_AIM_: Count how many lines contain the word "referencia". Respond with the number alone.

######

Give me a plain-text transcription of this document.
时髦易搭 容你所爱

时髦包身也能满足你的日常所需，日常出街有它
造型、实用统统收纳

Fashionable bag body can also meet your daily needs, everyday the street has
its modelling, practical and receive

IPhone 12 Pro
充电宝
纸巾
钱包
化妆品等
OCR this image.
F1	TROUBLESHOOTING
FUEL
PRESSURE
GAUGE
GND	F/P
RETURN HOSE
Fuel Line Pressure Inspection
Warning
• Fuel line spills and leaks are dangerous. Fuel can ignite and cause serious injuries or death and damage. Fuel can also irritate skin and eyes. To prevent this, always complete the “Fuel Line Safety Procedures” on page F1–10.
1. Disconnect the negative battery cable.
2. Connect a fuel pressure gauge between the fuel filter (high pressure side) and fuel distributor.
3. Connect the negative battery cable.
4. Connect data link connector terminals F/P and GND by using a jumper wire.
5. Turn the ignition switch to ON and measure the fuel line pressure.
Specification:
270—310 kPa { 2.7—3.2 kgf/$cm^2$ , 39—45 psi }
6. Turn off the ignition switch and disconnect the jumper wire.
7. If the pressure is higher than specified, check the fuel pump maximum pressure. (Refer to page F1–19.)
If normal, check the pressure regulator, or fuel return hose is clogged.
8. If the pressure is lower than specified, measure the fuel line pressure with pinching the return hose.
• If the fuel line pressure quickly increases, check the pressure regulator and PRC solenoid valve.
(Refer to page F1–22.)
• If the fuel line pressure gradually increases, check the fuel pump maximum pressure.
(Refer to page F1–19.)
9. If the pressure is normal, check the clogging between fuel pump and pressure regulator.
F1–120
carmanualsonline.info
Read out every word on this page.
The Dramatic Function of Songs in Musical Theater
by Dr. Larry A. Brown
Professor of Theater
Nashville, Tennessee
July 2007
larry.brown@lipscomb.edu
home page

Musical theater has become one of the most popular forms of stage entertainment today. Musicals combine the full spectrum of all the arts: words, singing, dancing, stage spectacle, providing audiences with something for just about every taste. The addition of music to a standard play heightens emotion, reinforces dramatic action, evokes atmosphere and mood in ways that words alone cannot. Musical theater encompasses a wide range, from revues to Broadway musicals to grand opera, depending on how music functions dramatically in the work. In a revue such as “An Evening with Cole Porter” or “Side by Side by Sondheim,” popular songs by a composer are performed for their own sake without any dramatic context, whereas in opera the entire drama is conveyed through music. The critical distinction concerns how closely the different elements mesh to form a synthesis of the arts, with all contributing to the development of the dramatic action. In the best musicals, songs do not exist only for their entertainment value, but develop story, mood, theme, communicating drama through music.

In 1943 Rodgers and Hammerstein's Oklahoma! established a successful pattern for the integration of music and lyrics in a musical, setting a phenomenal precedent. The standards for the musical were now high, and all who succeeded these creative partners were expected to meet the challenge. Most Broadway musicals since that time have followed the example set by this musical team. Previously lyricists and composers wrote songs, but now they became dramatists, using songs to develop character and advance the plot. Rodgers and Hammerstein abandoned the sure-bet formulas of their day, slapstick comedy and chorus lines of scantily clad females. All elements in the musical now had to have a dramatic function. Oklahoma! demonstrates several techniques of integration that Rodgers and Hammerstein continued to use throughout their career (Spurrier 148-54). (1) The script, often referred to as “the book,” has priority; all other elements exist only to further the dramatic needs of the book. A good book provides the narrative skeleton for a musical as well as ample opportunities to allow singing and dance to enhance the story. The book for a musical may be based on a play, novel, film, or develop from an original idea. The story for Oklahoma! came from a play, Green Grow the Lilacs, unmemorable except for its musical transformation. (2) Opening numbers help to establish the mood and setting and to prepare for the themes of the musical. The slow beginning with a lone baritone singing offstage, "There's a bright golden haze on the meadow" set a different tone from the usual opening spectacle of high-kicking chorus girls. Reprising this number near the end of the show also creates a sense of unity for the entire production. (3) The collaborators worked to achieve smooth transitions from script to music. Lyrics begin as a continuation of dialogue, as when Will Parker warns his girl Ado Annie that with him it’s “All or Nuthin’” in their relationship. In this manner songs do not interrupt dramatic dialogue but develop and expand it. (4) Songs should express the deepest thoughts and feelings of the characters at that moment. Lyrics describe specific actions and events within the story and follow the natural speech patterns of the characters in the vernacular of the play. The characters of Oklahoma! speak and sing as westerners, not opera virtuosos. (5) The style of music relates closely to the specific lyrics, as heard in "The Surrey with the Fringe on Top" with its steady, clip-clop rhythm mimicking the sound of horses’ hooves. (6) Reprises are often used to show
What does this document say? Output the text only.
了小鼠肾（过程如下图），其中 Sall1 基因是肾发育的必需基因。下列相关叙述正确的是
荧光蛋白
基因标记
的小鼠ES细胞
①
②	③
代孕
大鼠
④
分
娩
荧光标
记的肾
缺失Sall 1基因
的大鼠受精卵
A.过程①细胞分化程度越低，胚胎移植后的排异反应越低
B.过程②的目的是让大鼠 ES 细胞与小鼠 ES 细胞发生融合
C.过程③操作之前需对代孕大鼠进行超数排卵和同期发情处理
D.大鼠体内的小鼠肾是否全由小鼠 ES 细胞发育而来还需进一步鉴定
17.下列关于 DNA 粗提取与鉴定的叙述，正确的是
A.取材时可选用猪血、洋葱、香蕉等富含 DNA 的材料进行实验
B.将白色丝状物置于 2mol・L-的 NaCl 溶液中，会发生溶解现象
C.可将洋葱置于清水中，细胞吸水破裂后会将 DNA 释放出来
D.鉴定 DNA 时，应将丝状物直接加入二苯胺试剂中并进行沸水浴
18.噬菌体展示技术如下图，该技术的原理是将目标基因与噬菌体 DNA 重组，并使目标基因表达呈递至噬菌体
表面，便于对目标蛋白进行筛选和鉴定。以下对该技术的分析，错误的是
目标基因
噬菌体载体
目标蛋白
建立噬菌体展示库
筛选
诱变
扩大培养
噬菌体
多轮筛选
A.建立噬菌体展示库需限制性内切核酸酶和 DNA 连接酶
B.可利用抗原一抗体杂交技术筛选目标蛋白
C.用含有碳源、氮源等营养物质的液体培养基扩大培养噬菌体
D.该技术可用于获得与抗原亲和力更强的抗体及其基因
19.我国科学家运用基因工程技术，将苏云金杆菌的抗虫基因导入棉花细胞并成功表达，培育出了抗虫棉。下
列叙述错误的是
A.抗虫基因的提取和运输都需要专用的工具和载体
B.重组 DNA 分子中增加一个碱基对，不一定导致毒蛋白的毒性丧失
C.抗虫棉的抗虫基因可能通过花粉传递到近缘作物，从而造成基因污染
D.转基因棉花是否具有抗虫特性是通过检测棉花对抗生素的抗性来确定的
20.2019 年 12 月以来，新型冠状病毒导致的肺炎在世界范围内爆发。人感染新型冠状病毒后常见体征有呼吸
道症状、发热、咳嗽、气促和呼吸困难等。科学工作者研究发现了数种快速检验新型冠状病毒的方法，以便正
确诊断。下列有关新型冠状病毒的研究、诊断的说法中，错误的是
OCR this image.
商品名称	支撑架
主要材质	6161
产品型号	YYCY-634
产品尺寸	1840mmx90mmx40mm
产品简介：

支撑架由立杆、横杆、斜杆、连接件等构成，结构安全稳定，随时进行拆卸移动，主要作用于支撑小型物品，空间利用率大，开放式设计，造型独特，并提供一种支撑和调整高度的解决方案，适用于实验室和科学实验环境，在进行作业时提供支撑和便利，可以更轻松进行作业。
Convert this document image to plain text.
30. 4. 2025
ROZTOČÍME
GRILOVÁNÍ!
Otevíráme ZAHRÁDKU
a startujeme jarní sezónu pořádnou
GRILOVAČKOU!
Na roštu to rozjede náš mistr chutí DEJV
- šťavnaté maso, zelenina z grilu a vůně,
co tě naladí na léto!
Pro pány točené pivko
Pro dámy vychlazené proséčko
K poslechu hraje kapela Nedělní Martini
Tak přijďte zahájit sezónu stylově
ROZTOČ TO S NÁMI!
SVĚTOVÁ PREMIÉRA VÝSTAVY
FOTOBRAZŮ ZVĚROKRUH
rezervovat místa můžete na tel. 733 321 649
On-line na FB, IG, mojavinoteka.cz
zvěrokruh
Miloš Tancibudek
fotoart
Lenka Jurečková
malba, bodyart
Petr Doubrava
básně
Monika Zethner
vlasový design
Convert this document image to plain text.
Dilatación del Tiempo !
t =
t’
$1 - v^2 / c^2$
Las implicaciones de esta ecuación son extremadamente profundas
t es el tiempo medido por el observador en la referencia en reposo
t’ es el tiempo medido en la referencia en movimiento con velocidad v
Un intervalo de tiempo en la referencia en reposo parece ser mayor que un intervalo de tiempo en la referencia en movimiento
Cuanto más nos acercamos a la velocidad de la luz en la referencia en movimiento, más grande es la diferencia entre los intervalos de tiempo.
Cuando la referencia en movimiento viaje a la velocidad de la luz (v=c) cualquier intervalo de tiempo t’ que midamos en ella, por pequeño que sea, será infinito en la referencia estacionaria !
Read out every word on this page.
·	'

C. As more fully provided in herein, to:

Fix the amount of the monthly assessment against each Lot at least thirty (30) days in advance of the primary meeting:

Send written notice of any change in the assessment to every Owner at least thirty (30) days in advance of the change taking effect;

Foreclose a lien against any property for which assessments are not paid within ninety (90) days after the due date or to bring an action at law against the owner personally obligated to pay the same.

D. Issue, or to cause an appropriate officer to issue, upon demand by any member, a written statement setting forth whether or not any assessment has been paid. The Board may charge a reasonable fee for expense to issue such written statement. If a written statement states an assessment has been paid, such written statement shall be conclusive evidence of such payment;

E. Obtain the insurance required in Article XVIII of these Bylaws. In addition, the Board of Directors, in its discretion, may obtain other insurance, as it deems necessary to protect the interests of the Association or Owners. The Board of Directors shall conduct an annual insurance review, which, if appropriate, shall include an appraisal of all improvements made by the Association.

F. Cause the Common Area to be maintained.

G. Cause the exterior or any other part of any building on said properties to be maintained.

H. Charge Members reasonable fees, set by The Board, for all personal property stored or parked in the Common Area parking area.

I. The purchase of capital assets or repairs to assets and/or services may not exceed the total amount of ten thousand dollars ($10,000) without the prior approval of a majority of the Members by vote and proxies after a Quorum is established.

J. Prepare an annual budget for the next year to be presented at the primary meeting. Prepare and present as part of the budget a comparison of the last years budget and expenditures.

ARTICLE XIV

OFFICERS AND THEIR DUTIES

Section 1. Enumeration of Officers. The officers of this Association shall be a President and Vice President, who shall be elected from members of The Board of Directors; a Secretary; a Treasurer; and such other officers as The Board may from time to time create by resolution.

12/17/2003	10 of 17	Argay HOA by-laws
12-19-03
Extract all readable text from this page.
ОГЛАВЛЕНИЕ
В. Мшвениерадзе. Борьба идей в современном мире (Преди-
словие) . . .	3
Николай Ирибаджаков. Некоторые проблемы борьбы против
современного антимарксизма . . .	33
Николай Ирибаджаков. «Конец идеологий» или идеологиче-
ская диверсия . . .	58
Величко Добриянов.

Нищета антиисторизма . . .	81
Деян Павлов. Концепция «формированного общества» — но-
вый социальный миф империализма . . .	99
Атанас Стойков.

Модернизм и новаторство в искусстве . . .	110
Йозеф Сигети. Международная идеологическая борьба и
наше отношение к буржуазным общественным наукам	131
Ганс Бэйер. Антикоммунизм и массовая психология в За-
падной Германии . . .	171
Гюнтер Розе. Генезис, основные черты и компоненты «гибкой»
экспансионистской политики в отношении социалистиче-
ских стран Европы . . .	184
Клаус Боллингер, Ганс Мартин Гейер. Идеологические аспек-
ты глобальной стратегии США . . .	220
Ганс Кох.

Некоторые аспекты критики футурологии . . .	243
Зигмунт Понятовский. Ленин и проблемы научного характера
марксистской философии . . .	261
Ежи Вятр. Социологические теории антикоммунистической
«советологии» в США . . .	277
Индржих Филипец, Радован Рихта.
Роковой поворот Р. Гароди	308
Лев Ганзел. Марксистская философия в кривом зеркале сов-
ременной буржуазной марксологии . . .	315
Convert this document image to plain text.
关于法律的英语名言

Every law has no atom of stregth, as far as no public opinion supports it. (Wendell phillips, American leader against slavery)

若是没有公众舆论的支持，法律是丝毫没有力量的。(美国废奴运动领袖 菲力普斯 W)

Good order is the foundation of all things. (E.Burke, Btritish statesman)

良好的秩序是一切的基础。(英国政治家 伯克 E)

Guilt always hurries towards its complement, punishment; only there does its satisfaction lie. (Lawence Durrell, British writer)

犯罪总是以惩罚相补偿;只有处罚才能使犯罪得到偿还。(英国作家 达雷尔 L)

######

_FULL RESPONSE_: 5